→ Exercise description:
You are asked to reproduce the listing exactly and to omit its pictures.

→ Records for the exercise:
....
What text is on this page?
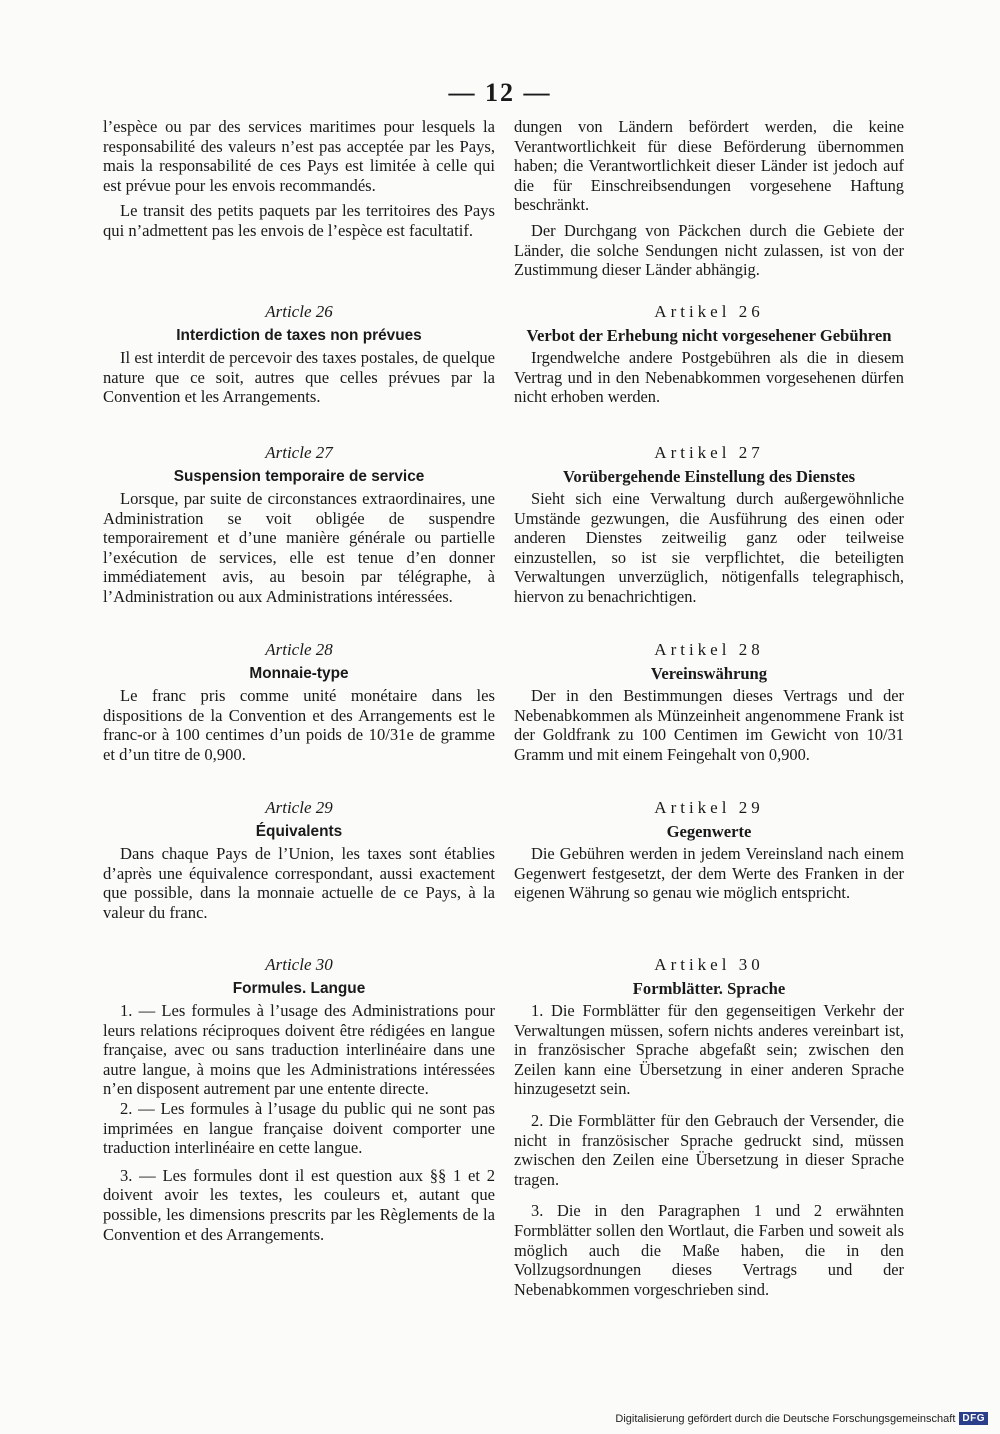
— 12 —

l’espèce ou par des services maritimes pour lesquels la responsabilité des valeurs n’est pas acceptée par les Pays, mais la responsabilité de ces Pays est limitée à celle qui est prévue pour les envois recommandés.

Le transit des petits paquets par les territoires des Pays qui n’admettent pas les envois de l’espèce est facultatif.

Article 26
Interdiction de taxes non prévues

Il est interdit de percevoir des taxes postales, de quelque nature que ce soit, autres que celles prévues par la Convention et les Arrangements.

Article 27
Suspension temporaire de service

Lorsque, par suite de circonstances extraordinaires, une Administration se voit obligée de suspendre temporairement et d’une manière générale ou partielle l’exécution de services, elle est tenue d’en donner immédiatement avis, au besoin par télégraphe, à l’Administration ou aux Administrations intéressées.

Article 28
Monnaie-type

Le franc pris comme unité monétaire dans les dispositions de la Convention et des Arrangements est le franc-or à 100 centimes d’un poids de 10/31e de gramme et d’un titre de 0,900.

Article 29
Équivalents

Dans chaque Pays de l’Union, les taxes sont établies d’après une équivalence correspondant, aussi exactement que possible, dans la monnaie actuelle de ce Pays, à la valeur du franc.

Article 30
Formules. Langue

1. — Les formules à l’usage des Administrations pour leurs relations réciproques doivent être rédigées en langue française, avec ou sans traduction interlinéaire dans une autre langue, à moins que les Administrations intéressées n’en disposent autrement par une entente directe.

2. — Les formules à l’usage du public qui ne sont pas imprimées en langue française doivent comporter une traduction interlinéaire en cette langue.

3. — Les formules dont il est question aux §§ 1 et 2 doivent avoir les textes, les couleurs et, autant que possible, les dimensions prescrits par les Règlements de la Convention et des Arrangements.

dungen von Ländern befördert werden, die keine Verantwortlichkeit für diese Beförderung übernommen haben; die Verantwortlichkeit dieser Länder ist jedoch auf die für Einschreibsendungen vorgesehene Haftung beschränkt.

Der Durchgang von Päckchen durch die Gebiete der Länder, die solche Sendungen nicht zulassen, ist von der Zustimmung dieser Länder abhängig.

Artikel 26
Verbot der Erhebung nicht vorgesehener Gebühren

Irgendwelche andere Postgebühren als die in diesem Vertrag und in den Nebenabkommen vorgesehenen dürfen nicht erhoben werden.

Artikel 27
Vorübergehende Einstellung des Dienstes

Sieht sich eine Verwaltung durch außergewöhnliche Umstände gezwungen, die Ausführung des einen oder anderen Dienstes zeitweilig ganz oder teilweise einzustellen, so ist sie verpflichtet, die beteiligten Verwaltungen unverzüglich, nötigenfalls telegraphisch, hiervon zu benachrichtigen.

Artikel 28
Vereinswährung

Der in den Bestimmungen dieses Vertrags und der Nebenabkommen als Münzeinheit angenommene Frank ist der Goldfrank zu 100 Centimen im Gewicht von 10/31 Gramm und mit einem Feingehalt von 0,900.

Artikel 29
Gegenwerte

Die Gebühren werden in jedem Vereinsland nach einem Gegenwert festgesetzt, der dem Werte des Franken in der eigenen Währung so genau wie möglich entspricht.

Artikel 30
Formblätter. Sprache

1. Die Formblätter für den gegenseitigen Verkehr der Verwaltungen müssen, sofern nichts anderes vereinbart ist, in französischer Sprache abgefaßt sein; zwischen den Zeilen kann eine Übersetzung in einer anderen Sprache hinzugesetzt sein.

2. Die Formblätter für den Gebrauch der Versender, die nicht in französischer Sprache gedruckt sind, müssen zwischen den Zeilen eine Übersetzung in dieser Sprache tragen.

3. Die in den Paragraphen 1 und 2 erwähnten Formblätter sollen den Wortlaut, die Farben und soweit als möglich auch die Maße haben, die in den Vollzugsordnungen dieses Vertrags und der Nebenabkommen vorgeschrieben sind.

Digitalisierung gefördert durch die Deutsche Forschungsgemeinschaft DFG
....
→ Result of the exercise:
What text is on this page?
— 12 —

l’espèce ou par des services maritimes pour lesquels la responsabilité des valeurs n’est pas acceptée par les Pays, mais la responsabilité de ces Pays est limitée à celle qui est prévue pour les envois recommandés.

Le transit des petits paquets par les territoires des Pays qui n’admettent pas les envois de l’espèce est facultatif.

Article 26
Interdiction de taxes non prévues

Il est interdit de percevoir des taxes postales, de quelque nature que ce soit, autres que celles prévues par la Convention et les Arrangements.

Article 27
Suspension temporaire de service

Lorsque, par suite de circonstances extraordinaires, une Administration se voit obligée de suspendre temporairement et d’une manière générale ou partielle l’exécution de services, elle est tenue d’en donner immédiatement avis, au besoin par télégraphe, à l’Administration ou aux Administrations intéressées.

Article 28
Monnaie-type

Le franc pris comme unité monétaire dans les dispositions de la Convention et des Arrangements est le franc-or à 100 centimes d’un poids de 10/31e de gramme et d’un titre de 0,900.

Article 29
Équivalents

Dans chaque Pays de l’Union, les taxes sont établies d’après une équivalence correspondant, aussi exactement que possible, dans la monnaie actuelle de ce Pays, à la valeur du franc.

Article 30
Formules. Langue

1. — Les formules à l’usage des Administrations pour leurs relations réciproques doivent être rédigées en langue française, avec ou sans traduction interlinéaire dans une autre langue, à moins que les Administrations intéressées n’en disposent autrement par une entente directe.

2. — Les formules à l’usage du public qui ne sont pas imprimées en langue française doivent comporter une traduction interlinéaire en cette langue.

3. — Les formules dont il est question aux §§ 1 et 2 doivent avoir les textes, les couleurs et, autant que possible, les dimensions prescrits par les Règlements de la Convention et des Arrangements.

dungen von Ländern befördert werden, die keine Verantwortlichkeit für diese Beförderung übernommen haben; die Verantwortlichkeit dieser Länder ist jedoch auf die für Einschreibsendungen vorgesehene Haftung beschränkt.

Der Durchgang von Päckchen durch die Gebiete der Länder, die solche Sendungen nicht zulassen, ist von der Zustimmung dieser Länder abhängig.

Artikel 26
Verbot der Erhebung nicht vorgesehener Gebühren

Irgendwelche andere Postgebühren als die in diesem Vertrag und in den Nebenabkommen vorgesehenen dürfen nicht erhoben werden.

Artikel 27
Vorübergehende Einstellung des Dienstes

Sieht sich eine Verwaltung durch außergewöhnliche Umstände gezwungen, die Ausführung des einen oder anderen Dienstes zeitweilig ganz oder teilweise einzustellen, so ist sie verpflichtet, die beteiligten Verwaltungen unverzüglich, nötigenfalls telegraphisch, hiervon zu benachrichtigen.

Artikel 28
Vereinswährung

Der in den Bestimmungen dieses Vertrags und der Nebenabkommen als Münzeinheit angenommene Frank ist der Goldfrank zu 100 Centimen im Gewicht von 10/31 Gramm und mit einem Feingehalt von 0,900.

Artikel 29
Gegenwerte

Die Gebühren werden in jedem Vereinsland nach einem Gegenwert festgesetzt, der dem Werte des Franken in der eigenen Währung so genau wie möglich entspricht.

Artikel 30
Formblätter. Sprache

1. Die Formblätter für den gegenseitigen Verkehr der Verwaltungen müssen, sofern nichts anderes vereinbart ist, in französischer Sprache abgefaßt sein; zwischen den Zeilen kann eine Übersetzung in einer anderen Sprache hinzugesetzt sein.

2. Die Formblätter für den Gebrauch der Versender, die nicht in französischer Sprache gedruckt sind, müssen zwischen den Zeilen eine Übersetzung in dieser Sprache tragen.

3. Die in den Paragraphen 1 und 2 erwähnten Formblätter sollen den Wortlaut, die Farben und soweit als möglich auch die Maße haben, die in den Vollzugsordnungen dieses Vertrags und der Nebenabkommen vorgeschrieben sind.

Digitalisierung gefördert durch die Deutsche Forschungsgemeinschaft DFG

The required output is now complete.